-- OBJECTIVE --
Reproduce the data in its entirety, exactly as supplied.

-- INPUT --
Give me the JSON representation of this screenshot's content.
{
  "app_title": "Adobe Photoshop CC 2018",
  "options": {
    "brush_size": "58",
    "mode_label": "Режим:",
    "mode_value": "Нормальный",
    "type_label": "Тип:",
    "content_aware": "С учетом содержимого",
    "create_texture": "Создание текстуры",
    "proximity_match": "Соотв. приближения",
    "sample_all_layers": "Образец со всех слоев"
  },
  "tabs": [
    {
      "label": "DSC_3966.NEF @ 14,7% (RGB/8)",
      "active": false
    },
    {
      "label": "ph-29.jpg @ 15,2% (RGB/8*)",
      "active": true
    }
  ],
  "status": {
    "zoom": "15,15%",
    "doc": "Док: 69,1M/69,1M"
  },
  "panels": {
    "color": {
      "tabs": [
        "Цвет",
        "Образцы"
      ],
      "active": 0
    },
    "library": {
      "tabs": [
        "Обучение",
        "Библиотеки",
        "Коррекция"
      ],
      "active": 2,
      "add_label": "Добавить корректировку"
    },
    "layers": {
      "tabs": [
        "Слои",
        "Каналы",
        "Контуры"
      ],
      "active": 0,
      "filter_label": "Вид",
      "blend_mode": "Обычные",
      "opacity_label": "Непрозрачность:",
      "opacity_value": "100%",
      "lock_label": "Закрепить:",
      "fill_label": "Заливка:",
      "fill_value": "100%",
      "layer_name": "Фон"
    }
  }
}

-- EXERCISE SOLUTION --
Give me the JSON representation of this screenshot's content.
{
  "app_title": "Adobe Photoshop CC 2018",
  "options": {
    "brush_size": "58",
    "mode_label": "Режим:",
    "mode_value": "Нормальный",
    "type_label": "Тип:",
    "content_aware": "С учетом содержимого",
    "create_texture": "Создание текстуры",
    "proximity_match": "Соотв. приближения",
    "sample_all_layers": "Образец со всех слоев"
  },
  "tabs": [
    {
      "label": "DSC_3966.NEF @ 14,7% (RGB/8)",
      "active": false
    },
    {
      "label": "ph-29.jpg @ 15,2% (RGB/8*)",
      "active": true
    }
  ],
  "status": {
    "zoom": "15,15%",
    "doc": "Док: 69,1M/69,1M"
  },
  "panels": {
    "color": {
      "tabs": [
        "Цвет",
        "Образцы"
      ],
      "active": 0
    },
    "library": {
      "tabs": [
        "Обучение",
        "Библиотеки",
        "Коррекция"
      ],
      "active": 2,
      "add_label": "Добавить корректировку"
    },
    "layers": {
      "tabs": [
        "Слои",
        "Каналы",
        "Контуры"
      ],
      "active": 0,
      "filter_label": "Вид",
      "blend_mode": "Обычные",
      "opacity_label": "Непрозрачность:",
      "opacity_value": "100%",
      "lock_label": "Закрепить:",
      "fill_label": "Заливка:",
      "fill_value": "100%",
      "layer_name": "Фон"
    }
  }
}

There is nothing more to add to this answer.